PASSAGE

....

I knew I wasn’t going to fall off and break my neck, but I couldn’t convince my mother of that. When I was younger, she had been the same way about my running with a sharp stick in my hand.

“Put that stick down, young man!” she would scream at me. “You might fall and put out your eye.”

For years, I have been following the papers trying to find just one instance of a child running with a sharp stick in his hand and falling and putting out an eye. I have yet to come across one, but I suppose that’s the result of the constant vigil of mothers guarding against running and carrying sharp sticks simultaneously.

I rarely disobeyed my mother, but one day Dudley came by on his scooter and my mother wasn’t home.

“We’ll just be gone a few minutes,” Dudley said. “She’ll never know you went for a ride.”

The thrill of riding on the scooter caused me to lose all track of time. When I returned home three hours later, my mother went into hysterics. She sentenced me to no television for a month, forbade me ever to be in the company of Dudley Stamps again until I had children of my own, and fed me liver twice a week for three months. I considered myself lucky that parents didn’t have the right to give the death penalty in cases of such extreme disobedience.

I get the impression that parents of children today, in most instances, do not rule their disobedient young with the strong hand of discipline and authority that once was used.

....

DATASET EXTRACT
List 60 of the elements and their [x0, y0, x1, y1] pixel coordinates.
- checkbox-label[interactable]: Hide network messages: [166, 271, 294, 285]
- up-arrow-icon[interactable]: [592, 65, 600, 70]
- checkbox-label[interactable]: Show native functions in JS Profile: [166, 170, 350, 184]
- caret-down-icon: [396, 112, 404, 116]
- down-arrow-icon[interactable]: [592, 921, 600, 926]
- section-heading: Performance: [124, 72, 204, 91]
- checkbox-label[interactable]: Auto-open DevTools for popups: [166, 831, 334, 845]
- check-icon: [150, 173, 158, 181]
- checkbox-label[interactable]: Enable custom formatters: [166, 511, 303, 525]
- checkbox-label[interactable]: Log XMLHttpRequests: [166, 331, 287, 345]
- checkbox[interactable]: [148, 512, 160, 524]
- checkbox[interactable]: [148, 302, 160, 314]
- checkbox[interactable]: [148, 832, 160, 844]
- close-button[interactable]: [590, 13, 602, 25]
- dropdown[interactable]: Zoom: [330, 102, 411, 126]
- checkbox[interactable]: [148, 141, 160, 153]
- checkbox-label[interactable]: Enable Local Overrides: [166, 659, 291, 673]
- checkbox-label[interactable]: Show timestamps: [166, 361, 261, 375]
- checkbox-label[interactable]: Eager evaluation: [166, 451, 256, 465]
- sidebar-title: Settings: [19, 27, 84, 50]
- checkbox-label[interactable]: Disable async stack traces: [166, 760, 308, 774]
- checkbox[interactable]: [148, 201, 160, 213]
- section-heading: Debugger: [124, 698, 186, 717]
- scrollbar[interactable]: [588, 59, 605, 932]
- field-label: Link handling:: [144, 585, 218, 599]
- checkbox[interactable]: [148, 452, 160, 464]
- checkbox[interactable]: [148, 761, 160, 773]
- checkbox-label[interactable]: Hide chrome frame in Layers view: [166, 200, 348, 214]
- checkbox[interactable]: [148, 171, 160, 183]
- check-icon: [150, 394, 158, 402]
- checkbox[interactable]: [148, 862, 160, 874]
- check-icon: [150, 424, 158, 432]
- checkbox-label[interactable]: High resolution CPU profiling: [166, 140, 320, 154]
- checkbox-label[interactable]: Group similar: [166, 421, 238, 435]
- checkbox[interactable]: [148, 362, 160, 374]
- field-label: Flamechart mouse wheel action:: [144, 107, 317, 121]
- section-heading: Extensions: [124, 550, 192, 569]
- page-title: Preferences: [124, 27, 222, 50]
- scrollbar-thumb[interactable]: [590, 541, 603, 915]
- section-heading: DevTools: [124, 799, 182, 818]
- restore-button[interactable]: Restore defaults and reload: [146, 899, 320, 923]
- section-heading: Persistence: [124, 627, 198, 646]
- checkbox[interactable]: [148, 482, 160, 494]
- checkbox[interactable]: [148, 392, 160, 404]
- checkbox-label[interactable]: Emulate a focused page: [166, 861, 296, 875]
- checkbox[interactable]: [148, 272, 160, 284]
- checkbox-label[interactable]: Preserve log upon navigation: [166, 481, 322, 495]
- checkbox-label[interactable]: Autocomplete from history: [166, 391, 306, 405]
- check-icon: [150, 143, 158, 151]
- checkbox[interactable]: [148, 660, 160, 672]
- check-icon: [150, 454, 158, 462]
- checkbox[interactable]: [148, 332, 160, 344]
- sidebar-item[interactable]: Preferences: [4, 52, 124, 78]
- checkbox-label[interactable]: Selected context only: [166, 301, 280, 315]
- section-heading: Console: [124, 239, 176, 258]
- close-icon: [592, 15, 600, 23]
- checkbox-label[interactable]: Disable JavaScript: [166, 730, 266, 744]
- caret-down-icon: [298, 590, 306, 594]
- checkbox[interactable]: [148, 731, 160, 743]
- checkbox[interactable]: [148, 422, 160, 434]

....

WHAT YOU WILL DO
a. Retype the passage from "I knew I wasn’t" up to and including "mother wasn’t home.".
b. According to the passage, how long was the narrator gone on the scooter ride with Dudley?
c. Based on the passage, answer yes or no to each statement and quote the words that decide it: (i) The mother took away television for a month. (ii) The narrator often disobeyed the mother. (iii) The narrator has found a newspaper report of a child putting out an eye while running with a sharp stick.
The records come from a separate source and have no connection to the passage.

SOLUTIONS BELOW
a.
I knew I wasn’t going to fall off and break my neck, but I couldn’t convince my mother of that. When I was younger, she had been the same way about my running with a sharp stick in my hand.

“Put that stick down, young man!” she would scream at me. “You might fall and put out your eye.”

For years, I have been following the papers trying to find just one instance of a child running with a sharp stick in his hand and falling and putting out an eye. I have yet to come across one, but I suppose that’s the result of the constant vigil of mothers guarding against running and carrying sharp sticks simultaneously.

I rarely disobeyed my mother, but one day Dudley came by on his scooter and my mother wasn’t home.

b. Three hours.

c.
(i) Yes: "She sentenced me to no television for a month"
(ii) No: "I rarely disobeyed my mother"
(iii) No: "I have yet to come across one"